I also don't like that minipak opens an external file. I think it should bundle everything it needs.

We can fix both of these fairly easily!

First off, we'll add a build script to minipak, so that stage1 is always up-to-date.

// in `crates/minipak/build.rs`

use std::process::Command;

fn main() {
    cargo_build("../stage1");
}

fn cargo_build(path: &str) {
    println!("cargo:rerun-if-changed={}", path);

    let output = Command::new("cargo")
        .arg("build")
        .arg("--release")
        .current_dir(path)
        .spawn()
        .unwrap()
        .wait_with_output()
        .unwrap();
    if !output.status.success() {
        panic!(
            "Building {} failed.\nStdout: {}\nStderr: {}",
            path,
            String::from_utf8_lossy(&output.stdout[..]),
            String::from_utf8_lossy(&output.stderr[..]),
        );
    }
}
Cool bear

Cool bear's hot tip

Printing the special rerun-if-changed directive to stdout will instruct cargo to re-run our build script if something has changed.

And yes, it accepts folders.

There, that should do the trick. Now we just need to run it, and...

$ cargo run --release --bin minipak -- /usr/bin/vim -o /tmp/vim.pak
   Compiling minipak v0.1.0 (/home/amos/ftl/minipak/crates/minipak)
    Building [=======================>   ] 23/25: minipak(build)

...and nothing happens. It's not using up a lot of CPU either.

Raw records

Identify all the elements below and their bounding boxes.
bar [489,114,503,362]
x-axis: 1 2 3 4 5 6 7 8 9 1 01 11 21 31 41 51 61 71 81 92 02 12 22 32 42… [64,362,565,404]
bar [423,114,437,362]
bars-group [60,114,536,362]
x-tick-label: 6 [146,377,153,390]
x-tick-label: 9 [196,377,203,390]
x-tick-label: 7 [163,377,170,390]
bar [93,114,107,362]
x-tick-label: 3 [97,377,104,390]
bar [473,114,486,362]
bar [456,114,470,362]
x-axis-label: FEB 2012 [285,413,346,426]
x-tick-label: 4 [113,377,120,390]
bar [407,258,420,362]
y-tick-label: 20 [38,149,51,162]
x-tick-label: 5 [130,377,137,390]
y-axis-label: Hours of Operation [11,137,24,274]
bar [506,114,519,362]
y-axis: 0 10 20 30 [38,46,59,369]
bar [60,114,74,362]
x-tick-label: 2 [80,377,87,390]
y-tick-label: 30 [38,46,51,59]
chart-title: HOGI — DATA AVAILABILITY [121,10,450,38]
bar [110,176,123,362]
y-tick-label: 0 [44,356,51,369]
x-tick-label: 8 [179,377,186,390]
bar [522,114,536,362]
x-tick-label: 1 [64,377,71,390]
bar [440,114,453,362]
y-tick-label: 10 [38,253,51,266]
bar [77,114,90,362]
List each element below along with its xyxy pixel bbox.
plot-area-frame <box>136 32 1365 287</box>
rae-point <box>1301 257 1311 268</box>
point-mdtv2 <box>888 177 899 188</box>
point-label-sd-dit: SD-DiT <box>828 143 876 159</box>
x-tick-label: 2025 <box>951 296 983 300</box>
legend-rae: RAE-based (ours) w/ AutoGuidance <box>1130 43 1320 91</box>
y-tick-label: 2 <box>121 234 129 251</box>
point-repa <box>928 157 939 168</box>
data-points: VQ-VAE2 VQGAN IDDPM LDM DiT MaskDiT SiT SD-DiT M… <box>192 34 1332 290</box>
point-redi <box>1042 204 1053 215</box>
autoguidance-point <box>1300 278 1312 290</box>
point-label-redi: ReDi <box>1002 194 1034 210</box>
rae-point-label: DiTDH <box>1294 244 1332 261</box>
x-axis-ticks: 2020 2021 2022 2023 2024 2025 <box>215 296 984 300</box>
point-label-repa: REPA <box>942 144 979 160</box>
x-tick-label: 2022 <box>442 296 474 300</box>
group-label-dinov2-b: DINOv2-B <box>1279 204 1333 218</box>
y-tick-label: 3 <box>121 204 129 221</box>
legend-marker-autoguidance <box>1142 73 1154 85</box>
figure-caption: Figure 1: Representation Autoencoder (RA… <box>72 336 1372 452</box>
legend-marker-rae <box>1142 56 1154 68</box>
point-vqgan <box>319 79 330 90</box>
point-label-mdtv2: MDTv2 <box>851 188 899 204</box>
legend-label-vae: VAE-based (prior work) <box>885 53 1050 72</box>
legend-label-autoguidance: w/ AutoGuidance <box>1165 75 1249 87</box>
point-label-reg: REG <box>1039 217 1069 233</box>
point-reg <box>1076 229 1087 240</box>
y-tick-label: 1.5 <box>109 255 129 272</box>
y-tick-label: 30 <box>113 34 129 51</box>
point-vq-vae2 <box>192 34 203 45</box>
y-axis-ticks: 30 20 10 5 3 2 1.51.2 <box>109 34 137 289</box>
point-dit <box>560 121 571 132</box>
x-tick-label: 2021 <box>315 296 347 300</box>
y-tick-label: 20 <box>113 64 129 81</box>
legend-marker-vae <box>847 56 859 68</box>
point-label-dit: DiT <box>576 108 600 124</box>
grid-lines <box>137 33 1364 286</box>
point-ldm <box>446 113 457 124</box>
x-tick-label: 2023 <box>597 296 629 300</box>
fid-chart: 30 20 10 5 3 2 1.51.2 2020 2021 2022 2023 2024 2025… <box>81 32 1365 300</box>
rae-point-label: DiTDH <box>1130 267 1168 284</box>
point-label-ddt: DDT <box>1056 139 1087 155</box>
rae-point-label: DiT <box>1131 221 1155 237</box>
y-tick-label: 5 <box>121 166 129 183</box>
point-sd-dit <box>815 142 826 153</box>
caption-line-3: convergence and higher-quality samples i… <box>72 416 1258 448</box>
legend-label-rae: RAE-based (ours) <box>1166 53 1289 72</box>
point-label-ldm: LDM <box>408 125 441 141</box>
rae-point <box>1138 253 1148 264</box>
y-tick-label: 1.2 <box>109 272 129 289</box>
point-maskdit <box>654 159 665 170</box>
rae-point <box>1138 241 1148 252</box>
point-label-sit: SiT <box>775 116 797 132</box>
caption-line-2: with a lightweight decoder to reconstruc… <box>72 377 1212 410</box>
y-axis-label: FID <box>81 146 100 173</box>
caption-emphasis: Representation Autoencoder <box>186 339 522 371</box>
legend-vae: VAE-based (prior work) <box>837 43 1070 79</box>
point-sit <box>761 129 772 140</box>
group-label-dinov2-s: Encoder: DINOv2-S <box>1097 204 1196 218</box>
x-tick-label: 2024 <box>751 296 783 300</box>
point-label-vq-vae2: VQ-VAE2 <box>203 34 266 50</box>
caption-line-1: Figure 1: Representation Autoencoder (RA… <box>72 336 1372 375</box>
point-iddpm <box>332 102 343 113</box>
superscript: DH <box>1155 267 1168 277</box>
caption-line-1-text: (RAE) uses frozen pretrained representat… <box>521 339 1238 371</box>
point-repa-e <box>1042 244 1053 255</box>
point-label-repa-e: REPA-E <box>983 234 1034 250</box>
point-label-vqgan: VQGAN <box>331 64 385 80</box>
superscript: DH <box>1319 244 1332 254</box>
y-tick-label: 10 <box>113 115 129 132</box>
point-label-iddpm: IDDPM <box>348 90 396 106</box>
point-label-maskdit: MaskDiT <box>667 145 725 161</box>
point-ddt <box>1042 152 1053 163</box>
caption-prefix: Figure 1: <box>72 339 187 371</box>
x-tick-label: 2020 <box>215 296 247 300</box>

What is needed:
Output the minipak passage from "Cool bear's hot" to "of CPU either.". The rows aren't needed here.

Written response:
Cool bear's hot tip

Printing the special rerun-if-changed directive to stdout will instruct cargo to re-run our build script if something has changed.

And yes, it accepts folders.

There, that should do the trick. Now we just need to run it, and...

$ cargo run --release --bin minipak -- /usr/bin/vim -o /tmp/vim.pak
   Compiling minipak v0.1.0 (/home/amos/ftl/minipak/crates/minipak)
    Building [=======================>   ] 23/25: minipak(build)

...and nothing happens. It's not using up a lot of CPU either.